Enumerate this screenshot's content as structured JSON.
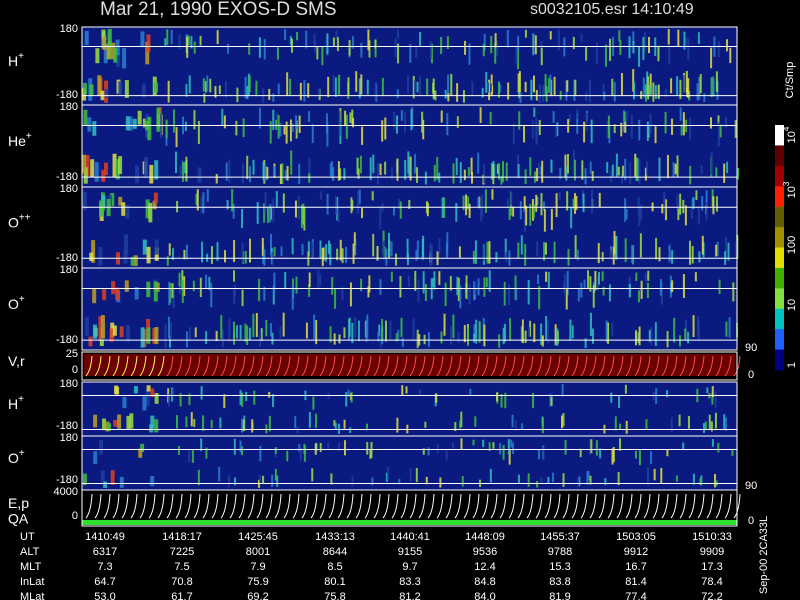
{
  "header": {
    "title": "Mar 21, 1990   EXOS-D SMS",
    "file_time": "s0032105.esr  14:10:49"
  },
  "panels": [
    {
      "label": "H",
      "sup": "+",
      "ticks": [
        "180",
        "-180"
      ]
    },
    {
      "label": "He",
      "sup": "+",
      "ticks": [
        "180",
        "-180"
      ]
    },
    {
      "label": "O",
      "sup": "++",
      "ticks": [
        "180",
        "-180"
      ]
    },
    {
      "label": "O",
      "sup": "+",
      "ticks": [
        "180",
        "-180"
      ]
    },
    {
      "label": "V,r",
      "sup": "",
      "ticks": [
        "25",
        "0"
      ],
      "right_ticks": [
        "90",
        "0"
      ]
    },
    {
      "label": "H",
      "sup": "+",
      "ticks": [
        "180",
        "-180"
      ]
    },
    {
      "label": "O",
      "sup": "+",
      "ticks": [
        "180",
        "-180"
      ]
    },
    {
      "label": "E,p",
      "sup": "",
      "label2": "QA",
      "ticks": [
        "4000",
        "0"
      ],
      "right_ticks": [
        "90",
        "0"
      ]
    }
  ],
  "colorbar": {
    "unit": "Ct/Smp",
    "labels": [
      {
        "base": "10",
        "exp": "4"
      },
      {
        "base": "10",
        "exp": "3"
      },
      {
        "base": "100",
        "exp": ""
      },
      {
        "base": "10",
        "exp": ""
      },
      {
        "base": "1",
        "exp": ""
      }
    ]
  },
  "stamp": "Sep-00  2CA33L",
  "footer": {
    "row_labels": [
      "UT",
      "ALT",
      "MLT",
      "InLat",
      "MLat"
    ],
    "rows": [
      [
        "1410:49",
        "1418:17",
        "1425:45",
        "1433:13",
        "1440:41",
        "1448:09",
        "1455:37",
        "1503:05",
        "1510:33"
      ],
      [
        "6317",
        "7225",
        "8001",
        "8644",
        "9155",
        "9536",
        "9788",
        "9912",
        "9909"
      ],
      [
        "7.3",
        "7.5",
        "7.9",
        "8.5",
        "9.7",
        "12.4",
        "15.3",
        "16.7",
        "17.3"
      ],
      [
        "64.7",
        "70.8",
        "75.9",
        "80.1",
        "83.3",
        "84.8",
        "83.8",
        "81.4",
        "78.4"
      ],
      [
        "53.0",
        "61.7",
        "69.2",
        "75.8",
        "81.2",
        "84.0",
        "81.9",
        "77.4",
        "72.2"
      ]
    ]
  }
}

——————

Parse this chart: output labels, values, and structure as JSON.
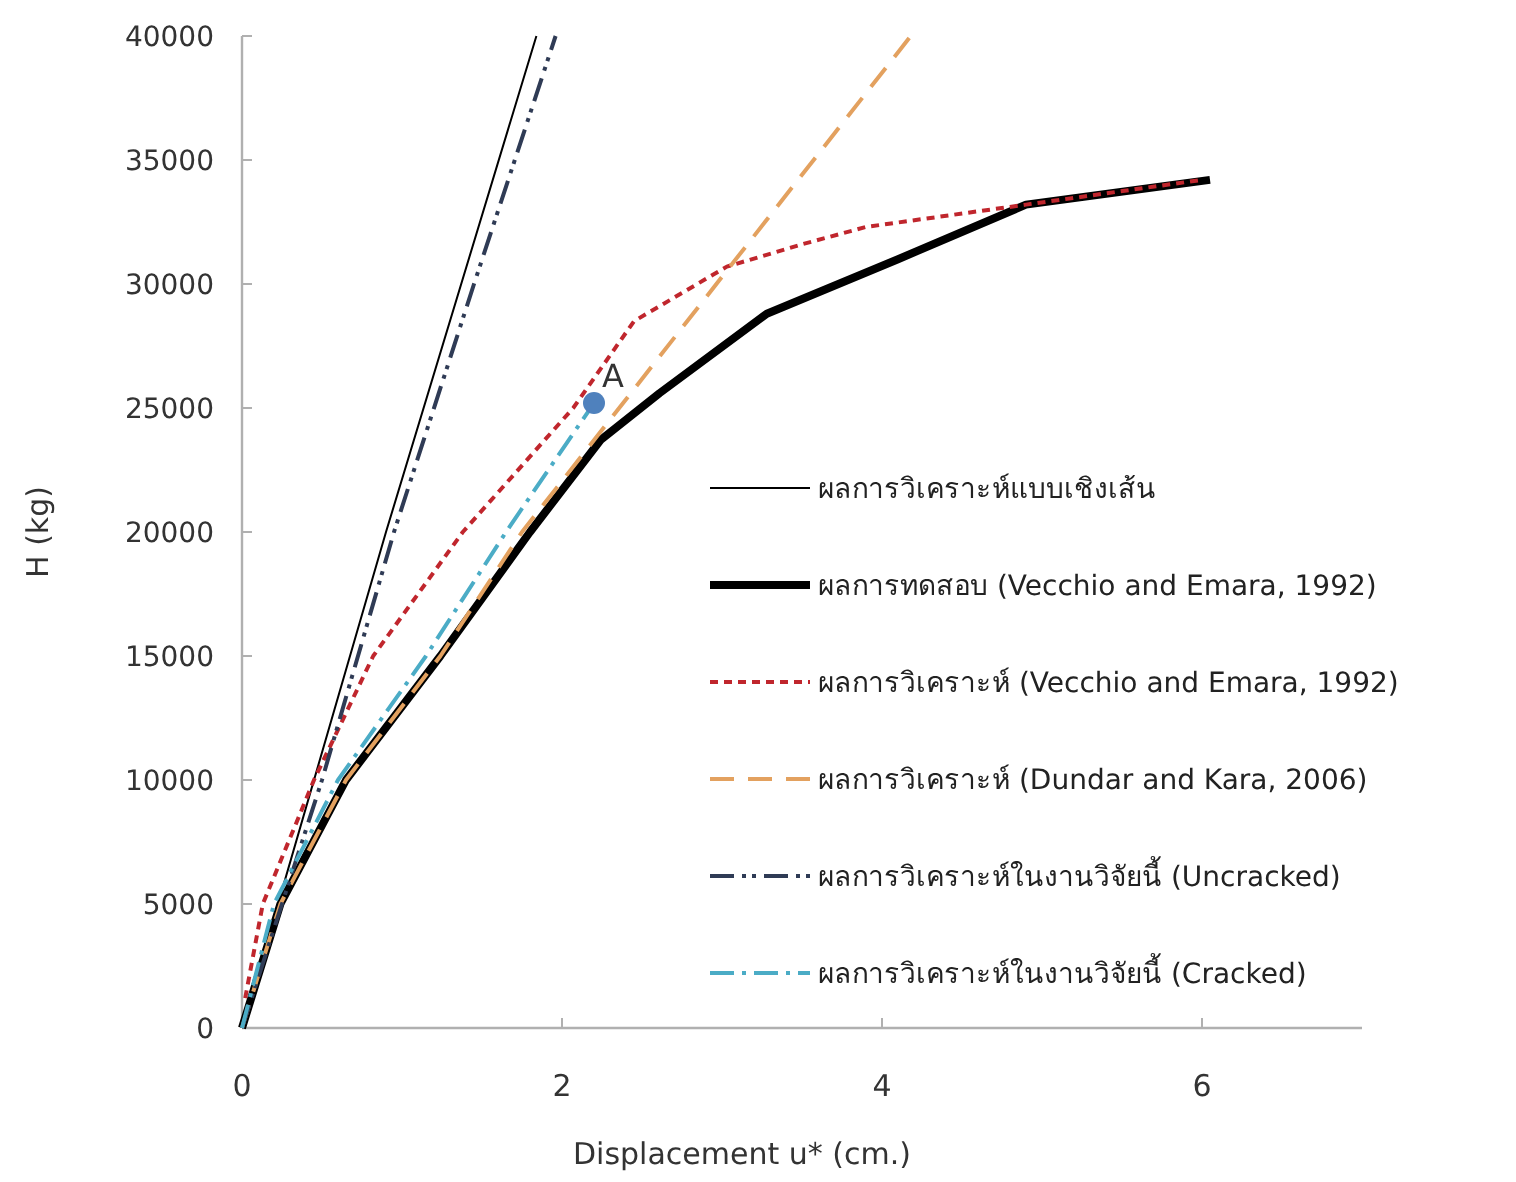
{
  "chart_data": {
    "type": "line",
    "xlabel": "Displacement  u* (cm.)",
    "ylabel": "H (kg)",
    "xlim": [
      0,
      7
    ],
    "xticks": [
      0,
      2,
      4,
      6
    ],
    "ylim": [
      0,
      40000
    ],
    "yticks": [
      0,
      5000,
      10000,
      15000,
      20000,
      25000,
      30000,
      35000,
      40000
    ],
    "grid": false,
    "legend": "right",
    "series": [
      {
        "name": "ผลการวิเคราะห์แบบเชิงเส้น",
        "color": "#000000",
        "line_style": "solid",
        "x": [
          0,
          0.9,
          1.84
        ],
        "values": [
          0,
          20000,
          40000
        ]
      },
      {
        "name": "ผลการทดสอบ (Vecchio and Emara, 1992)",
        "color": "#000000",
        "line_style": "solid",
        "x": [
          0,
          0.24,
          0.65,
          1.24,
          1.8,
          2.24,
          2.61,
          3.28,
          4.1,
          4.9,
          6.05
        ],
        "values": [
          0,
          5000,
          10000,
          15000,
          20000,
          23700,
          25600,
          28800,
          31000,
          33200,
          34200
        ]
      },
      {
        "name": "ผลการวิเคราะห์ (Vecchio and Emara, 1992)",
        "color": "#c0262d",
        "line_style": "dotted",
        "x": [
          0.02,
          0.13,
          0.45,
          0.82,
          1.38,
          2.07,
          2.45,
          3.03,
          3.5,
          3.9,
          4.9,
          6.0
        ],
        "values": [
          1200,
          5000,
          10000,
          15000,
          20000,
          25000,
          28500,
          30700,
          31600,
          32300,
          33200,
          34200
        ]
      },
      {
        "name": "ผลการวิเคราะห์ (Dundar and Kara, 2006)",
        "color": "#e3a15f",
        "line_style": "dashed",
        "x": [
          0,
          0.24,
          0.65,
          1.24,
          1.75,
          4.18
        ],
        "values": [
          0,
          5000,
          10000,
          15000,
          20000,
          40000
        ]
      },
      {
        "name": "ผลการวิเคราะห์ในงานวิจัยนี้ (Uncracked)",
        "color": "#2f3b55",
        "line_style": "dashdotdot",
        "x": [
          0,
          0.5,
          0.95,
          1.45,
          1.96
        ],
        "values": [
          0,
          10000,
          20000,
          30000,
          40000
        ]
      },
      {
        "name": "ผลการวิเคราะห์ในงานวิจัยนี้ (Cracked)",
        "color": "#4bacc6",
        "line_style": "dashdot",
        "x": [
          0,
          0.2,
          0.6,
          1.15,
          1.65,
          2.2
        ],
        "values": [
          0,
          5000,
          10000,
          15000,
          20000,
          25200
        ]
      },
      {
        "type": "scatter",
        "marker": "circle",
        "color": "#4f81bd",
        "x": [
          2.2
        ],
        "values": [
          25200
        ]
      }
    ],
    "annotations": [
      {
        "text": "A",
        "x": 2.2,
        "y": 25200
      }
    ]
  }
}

——————

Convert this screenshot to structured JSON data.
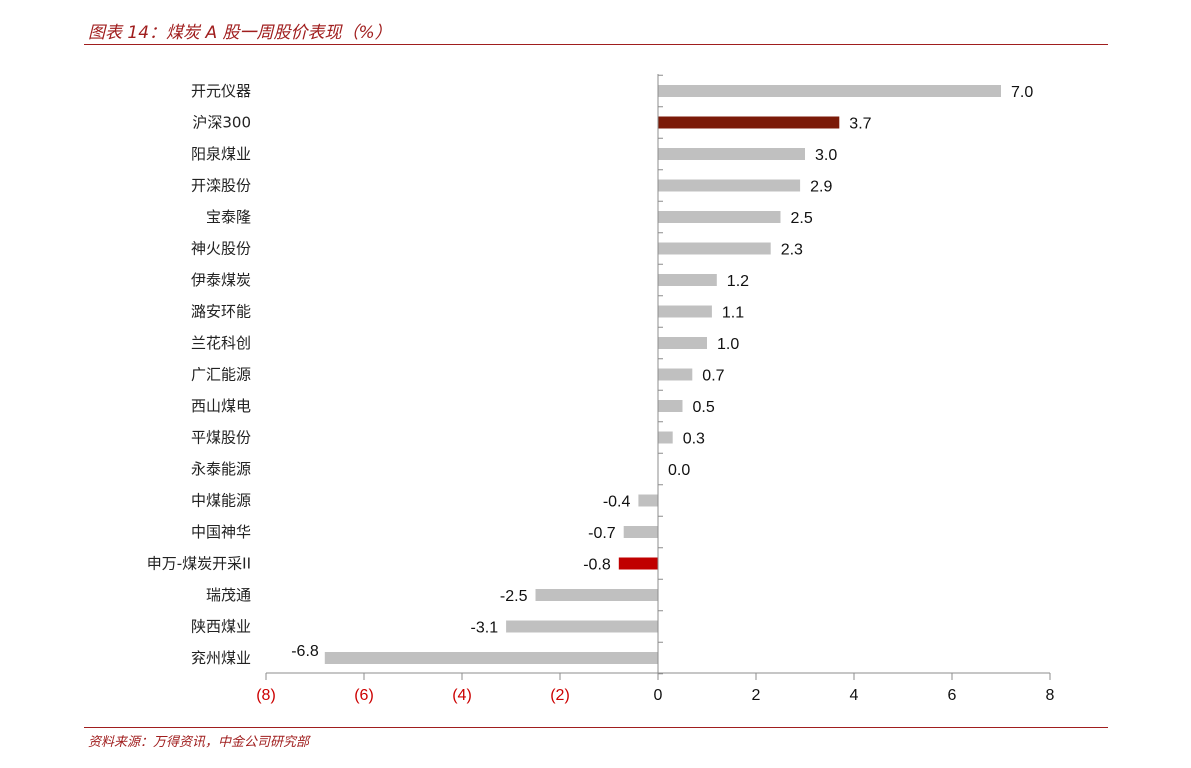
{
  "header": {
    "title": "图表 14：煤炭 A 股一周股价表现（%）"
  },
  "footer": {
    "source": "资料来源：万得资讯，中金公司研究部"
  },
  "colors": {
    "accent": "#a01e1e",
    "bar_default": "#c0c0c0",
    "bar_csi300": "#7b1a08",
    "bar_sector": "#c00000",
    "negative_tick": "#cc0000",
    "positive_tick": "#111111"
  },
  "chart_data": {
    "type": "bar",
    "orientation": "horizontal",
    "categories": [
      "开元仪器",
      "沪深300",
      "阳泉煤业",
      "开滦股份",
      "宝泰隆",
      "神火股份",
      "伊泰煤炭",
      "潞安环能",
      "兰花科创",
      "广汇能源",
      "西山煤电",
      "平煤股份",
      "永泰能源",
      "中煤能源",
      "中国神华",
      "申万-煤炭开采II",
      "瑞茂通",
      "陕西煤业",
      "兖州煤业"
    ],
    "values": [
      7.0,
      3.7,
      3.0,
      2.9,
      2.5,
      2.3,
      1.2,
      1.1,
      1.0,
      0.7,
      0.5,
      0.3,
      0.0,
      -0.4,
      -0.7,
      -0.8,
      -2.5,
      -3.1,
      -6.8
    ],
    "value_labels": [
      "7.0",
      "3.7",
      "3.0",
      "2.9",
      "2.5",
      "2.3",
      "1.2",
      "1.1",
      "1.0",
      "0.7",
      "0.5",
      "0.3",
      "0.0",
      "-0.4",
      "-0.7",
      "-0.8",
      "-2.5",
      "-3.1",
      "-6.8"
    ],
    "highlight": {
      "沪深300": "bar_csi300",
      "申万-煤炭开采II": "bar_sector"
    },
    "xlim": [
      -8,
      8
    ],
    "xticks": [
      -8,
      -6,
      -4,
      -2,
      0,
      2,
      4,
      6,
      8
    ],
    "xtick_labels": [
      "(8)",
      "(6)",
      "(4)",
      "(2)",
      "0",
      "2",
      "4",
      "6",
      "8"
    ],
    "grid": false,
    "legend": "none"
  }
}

——————

Copy each line that contains the word "เคราะห".

FINISHED EXERCISE:
        "name": "ผลการวิเคราะห์แบบเชิงเส้น",
        "name": "ผลการวิเคราะห์ (Vecchio and Emara, 1992)",
        "name": "ผลการวิเคราะห์ (Dundar and Kara, 2006)",
        "name": "ผลการวิเคราะห์ในงานวิจัยนี้ (Uncracked)",
        "name": "ผลการวิเคราะห์ในงานวิจัยนี้ (Cracked)",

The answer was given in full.